--- Do this ---
Gather up the lines that contain "πάντα".

───── Records provided

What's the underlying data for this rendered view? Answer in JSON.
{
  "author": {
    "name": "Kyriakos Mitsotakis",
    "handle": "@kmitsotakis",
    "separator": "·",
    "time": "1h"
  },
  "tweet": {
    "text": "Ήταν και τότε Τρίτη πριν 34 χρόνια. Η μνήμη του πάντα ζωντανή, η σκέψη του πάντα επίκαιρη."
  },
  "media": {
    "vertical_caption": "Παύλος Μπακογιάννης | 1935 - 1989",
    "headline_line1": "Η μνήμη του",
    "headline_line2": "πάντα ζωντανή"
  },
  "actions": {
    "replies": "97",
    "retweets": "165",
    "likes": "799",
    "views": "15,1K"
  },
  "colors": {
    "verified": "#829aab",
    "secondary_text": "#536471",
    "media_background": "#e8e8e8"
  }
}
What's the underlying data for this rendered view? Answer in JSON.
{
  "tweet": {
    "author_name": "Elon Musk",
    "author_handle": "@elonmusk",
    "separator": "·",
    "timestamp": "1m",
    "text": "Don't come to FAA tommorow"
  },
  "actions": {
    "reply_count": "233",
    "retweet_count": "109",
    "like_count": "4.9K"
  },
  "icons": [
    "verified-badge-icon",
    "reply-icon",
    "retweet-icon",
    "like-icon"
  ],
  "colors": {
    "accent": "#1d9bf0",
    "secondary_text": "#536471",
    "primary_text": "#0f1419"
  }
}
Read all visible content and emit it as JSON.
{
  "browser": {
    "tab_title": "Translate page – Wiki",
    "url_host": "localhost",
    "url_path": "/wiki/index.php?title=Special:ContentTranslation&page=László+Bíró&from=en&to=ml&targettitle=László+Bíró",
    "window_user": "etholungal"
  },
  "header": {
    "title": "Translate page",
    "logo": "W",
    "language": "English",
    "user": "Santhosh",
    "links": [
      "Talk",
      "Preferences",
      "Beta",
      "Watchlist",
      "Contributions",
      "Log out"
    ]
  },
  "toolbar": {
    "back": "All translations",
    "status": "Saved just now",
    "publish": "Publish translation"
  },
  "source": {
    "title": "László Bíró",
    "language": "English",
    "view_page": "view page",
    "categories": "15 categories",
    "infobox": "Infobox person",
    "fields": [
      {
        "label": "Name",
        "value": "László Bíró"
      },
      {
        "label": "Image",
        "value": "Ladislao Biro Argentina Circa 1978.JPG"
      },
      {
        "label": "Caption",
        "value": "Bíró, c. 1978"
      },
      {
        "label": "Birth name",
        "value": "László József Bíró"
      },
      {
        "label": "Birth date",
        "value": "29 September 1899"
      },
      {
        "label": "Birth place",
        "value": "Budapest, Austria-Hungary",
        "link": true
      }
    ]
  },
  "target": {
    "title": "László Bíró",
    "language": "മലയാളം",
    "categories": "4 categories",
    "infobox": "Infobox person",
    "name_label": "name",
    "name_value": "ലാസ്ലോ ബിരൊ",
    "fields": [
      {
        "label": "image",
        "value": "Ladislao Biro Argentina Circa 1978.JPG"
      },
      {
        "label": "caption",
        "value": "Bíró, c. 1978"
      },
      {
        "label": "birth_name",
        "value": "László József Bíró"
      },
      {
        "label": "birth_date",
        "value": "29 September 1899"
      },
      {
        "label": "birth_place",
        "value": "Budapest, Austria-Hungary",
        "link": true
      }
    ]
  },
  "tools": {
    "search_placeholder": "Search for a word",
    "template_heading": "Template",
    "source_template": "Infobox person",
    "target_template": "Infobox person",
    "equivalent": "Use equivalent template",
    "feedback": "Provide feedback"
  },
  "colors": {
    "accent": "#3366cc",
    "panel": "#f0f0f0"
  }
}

──────────

--- Full solution ---
    "text": "Ήταν και τότε Τρίτη πριν 34 χρόνια. Η μνήμη του πάντα ζωντανή, η σκέψη του πάντα επίκαιρη."
    "headline_line2": "πάντα ζωντανή"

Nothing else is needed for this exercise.